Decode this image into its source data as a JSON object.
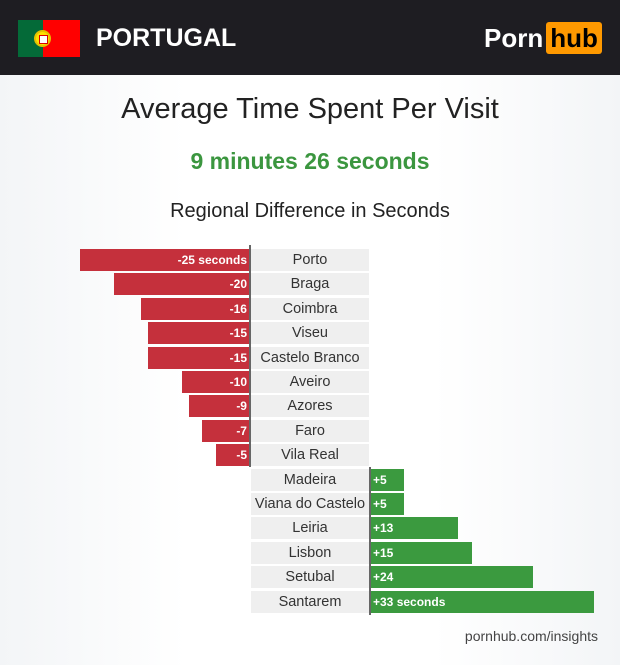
{
  "header": {
    "country": "PORTUGAL",
    "flag_icon": "portugal-flag",
    "logo": {
      "part1": "Porn",
      "part2": "hub"
    }
  },
  "title": "Average Time Spent Per Visit",
  "subtitle": "9 minutes 26 seconds",
  "colors": {
    "negative": "#c5303c",
    "positive": "#3b9a3f",
    "accent": "#ff9900"
  },
  "chart_data": {
    "type": "bar",
    "orientation": "horizontal-diverging",
    "title": "Regional Difference in Seconds",
    "categories": [
      "Porto",
      "Braga",
      "Coimbra",
      "Viseu",
      "Castelo Branco",
      "Aveiro",
      "Azores",
      "Faro",
      "Vila Real",
      "Madeira",
      "Viana do Castelo",
      "Leiria",
      "Lisbon",
      "Setubal",
      "Santarem"
    ],
    "values": [
      -25,
      -20,
      -16,
      -15,
      -15,
      -10,
      -9,
      -7,
      -5,
      5,
      5,
      13,
      15,
      24,
      33
    ],
    "data_labels": [
      "-25 seconds",
      "-20",
      "-16",
      "-15",
      "-15",
      "-10",
      "-9",
      "-7",
      "-5",
      "+5",
      "+5",
      "+13",
      "+15",
      "+24",
      "+33 seconds"
    ]
  },
  "source": "pornhub.com/insights"
}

----

#### Task:
From the data, list each line in which the string "source" appears.

#### Worked answer:
Decode this image into its source data as a JSON object.
  "source": "pornhub.com/insights"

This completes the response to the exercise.